* [YOUR TASK] Transcribe the records below exactly.

* [DATA PROVIDED]
#####

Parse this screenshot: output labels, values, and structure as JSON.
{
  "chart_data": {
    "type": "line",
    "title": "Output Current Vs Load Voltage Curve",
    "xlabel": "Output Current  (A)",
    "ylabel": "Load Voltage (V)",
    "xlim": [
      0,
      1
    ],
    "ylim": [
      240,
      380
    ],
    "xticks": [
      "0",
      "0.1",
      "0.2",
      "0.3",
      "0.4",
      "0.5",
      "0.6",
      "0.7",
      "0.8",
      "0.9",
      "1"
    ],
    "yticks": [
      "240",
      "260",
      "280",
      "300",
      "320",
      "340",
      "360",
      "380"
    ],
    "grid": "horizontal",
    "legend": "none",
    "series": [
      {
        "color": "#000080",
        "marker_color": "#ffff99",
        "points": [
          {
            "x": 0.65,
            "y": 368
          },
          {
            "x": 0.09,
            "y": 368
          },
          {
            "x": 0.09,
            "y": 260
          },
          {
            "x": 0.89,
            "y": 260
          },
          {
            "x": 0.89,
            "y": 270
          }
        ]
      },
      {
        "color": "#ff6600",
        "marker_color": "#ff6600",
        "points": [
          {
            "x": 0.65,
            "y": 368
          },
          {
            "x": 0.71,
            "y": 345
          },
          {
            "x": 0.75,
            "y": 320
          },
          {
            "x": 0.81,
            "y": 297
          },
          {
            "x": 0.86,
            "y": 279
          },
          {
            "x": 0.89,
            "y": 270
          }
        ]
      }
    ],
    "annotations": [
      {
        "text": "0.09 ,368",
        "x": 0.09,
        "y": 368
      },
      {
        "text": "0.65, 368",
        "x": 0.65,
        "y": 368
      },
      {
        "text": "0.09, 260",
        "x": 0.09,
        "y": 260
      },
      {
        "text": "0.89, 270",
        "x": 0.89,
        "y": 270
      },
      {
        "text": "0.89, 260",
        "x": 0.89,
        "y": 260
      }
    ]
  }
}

#####

* [WRITTEN RESPONSE]
Parse this screenshot: output labels, values, and structure as JSON.
{
  "chart_data": {
    "type": "line",
    "title": "Output Current Vs Load Voltage Curve",
    "xlabel": "Output Current  (A)",
    "ylabel": "Load Voltage (V)",
    "xlim": [
      0,
      1
    ],
    "ylim": [
      240,
      380
    ],
    "xticks": [
      "0",
      "0.1",
      "0.2",
      "0.3",
      "0.4",
      "0.5",
      "0.6",
      "0.7",
      "0.8",
      "0.9",
      "1"
    ],
    "yticks": [
      "240",
      "260",
      "280",
      "300",
      "320",
      "340",
      "360",
      "380"
    ],
    "grid": "horizontal",
    "legend": "none",
    "series": [
      {
        "color": "#000080",
        "marker_color": "#ffff99",
        "points": [
          {
            "x": 0.65,
            "y": 368
          },
          {
            "x": 0.09,
            "y": 368
          },
          {
            "x": 0.09,
            "y": 260
          },
          {
            "x": 0.89,
            "y": 260
          },
          {
            "x": 0.89,
            "y": 270
          }
        ]
      },
      {
        "color": "#ff6600",
        "marker_color": "#ff6600",
        "points": [
          {
            "x": 0.65,
            "y": 368
          },
          {
            "x": 0.71,
            "y": 345
          },
          {
            "x": 0.75,
            "y": 320
          },
          {
            "x": 0.81,
            "y": 297
          },
          {
            "x": 0.86,
            "y": 279
          },
          {
            "x": 0.89,
            "y": 270
          }
        ]
      }
    ],
    "annotations": [
      {
        "text": "0.09 ,368",
        "x": 0.09,
        "y": 368
      },
      {
        "text": "0.65, 368",
        "x": 0.65,
        "y": 368
      },
      {
        "text": "0.09, 260",
        "x": 0.09,
        "y": 260
      },
      {
        "text": "0.89, 270",
        "x": 0.89,
        "y": 270
      },
      {
        "text": "0.89, 260",
        "x": 0.89,
        "y": 260
      }
    ]
  }
}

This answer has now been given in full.